Passage to read
** Start **

CIW is important to me because it’s where I made the majority of the friends I still have today, where I threw my best parties and where I really began honing my craft.  I lived in Oneida 4D my entire time on campus, with the same roommate (Allie) until she moved out my senior year.  I can remember the placement of posters on the wall, the way my desk chair felt, the arrangement of the furniture in the Triangulon (where Eeon, Jim and Pete lived) next door, the exact degrees each knob in the shower had to be turned so you didn’t freeze or scald yourself to death.  In a few years, perhaps, none of that will physically exist in any layout I could map blind.  I’ve never lived someplace where I’d never again have the chance to walk the floors.

*

Setting has never been one of my strengths, and anyone who’s ever been in a writing workshop with me will admit this.  It’s usually something I go back and add in later, but in a first draft, the majority of my action takes place in a black box with the curtains and the view added later.

Part of No Awkward Goodbyes takes place in Binghamton, specifically, the Belmar Bar, which is a little townie dive on Main Street, off the main college drag.   In the book, it’s where Jett confronts the mysterious GPS, and I have transcribed it exactly as I remember it: Tom Waits’ Rain Dogs on the jukebox, a pull-knob cigarette machine of Pall Malls and Lucky Strikes, smokers in the parking lot.  That setting came easily to me because, hey, write what you know.

You don’t know how sweet water can taste until you’re dying of thirst.  The other day my friend Chuck sent me a piece he was working on, and he started by describing the character’s alarm clock, her bedroom, her makeup ritual.  If I was writing that same scene, I would have ignored all those details, because my idiot mind would have thought “everyone knows what waking up is like, get on with the story!” but the way he worded it felt like water–simple, and yet, so essential to the character’s existence.  No airs, just simple, stark, well-paced prose.  I was seized with both jealousy and awe, and vowed to do better.  Bad writers seeth.  Good writers learn.

** End **

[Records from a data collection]
** Start **

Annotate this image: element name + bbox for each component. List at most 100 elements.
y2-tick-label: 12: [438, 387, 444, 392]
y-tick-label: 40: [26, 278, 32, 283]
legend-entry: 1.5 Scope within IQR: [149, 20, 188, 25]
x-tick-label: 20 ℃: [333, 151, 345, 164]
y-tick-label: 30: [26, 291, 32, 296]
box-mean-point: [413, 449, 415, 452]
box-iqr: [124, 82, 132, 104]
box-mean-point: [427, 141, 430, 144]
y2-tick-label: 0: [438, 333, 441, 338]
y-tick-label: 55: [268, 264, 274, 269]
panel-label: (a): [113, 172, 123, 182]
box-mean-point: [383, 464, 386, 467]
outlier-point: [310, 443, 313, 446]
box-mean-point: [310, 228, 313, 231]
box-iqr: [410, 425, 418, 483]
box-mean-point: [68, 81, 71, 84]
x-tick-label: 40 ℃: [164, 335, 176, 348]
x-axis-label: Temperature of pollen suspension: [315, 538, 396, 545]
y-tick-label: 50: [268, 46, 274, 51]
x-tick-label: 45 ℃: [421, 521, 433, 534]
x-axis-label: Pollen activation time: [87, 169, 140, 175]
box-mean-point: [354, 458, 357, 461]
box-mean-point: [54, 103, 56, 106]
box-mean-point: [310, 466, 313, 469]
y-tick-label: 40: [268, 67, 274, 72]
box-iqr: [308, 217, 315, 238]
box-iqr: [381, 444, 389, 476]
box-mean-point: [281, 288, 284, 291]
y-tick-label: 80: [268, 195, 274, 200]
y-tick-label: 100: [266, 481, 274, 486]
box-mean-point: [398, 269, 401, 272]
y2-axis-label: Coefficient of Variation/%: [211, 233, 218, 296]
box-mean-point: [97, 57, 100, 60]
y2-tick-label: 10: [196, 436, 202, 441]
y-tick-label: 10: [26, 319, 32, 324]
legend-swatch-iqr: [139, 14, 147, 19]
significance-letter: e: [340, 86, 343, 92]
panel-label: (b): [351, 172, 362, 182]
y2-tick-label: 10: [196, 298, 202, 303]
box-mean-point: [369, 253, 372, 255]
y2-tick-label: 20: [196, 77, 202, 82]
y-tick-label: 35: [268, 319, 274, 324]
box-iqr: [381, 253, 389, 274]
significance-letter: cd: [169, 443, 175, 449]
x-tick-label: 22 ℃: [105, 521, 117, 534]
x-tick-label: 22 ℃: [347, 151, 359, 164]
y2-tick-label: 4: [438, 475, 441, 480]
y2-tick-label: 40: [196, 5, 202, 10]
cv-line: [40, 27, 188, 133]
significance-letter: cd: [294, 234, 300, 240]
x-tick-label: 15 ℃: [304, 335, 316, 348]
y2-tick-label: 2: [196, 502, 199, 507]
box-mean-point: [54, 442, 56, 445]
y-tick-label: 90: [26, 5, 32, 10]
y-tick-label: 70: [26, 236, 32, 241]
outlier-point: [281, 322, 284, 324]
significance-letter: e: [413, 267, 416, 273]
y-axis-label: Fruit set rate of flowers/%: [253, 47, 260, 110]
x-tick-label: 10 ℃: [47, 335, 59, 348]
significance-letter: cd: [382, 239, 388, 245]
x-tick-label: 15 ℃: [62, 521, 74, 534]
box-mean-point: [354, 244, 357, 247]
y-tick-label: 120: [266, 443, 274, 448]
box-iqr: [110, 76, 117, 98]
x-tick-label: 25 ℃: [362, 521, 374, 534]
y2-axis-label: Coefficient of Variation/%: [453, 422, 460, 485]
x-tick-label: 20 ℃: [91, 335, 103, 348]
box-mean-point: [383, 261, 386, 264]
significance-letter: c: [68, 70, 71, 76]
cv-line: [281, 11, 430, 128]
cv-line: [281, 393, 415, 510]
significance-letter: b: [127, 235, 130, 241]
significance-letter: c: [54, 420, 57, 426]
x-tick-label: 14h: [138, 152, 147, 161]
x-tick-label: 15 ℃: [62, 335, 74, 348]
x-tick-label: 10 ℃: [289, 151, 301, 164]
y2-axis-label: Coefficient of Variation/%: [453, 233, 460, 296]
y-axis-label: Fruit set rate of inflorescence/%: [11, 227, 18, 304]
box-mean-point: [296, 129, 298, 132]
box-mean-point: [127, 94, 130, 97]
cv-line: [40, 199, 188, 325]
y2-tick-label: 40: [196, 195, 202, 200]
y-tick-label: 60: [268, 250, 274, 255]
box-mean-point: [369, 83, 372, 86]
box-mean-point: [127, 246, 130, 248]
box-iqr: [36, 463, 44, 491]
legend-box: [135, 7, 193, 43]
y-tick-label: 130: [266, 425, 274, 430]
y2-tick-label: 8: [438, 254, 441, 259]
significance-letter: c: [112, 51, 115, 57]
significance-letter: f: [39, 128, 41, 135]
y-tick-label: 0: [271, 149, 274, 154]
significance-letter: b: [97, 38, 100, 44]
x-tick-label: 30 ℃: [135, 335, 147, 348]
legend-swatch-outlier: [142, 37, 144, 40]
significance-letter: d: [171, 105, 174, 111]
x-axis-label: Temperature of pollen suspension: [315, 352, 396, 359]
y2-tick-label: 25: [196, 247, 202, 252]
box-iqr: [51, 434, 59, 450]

** End **

Required work
In the passage about writing setting, what album is on the jukebox at the Belmar Bar?

Completed task
Tom Waits' Rain Dogs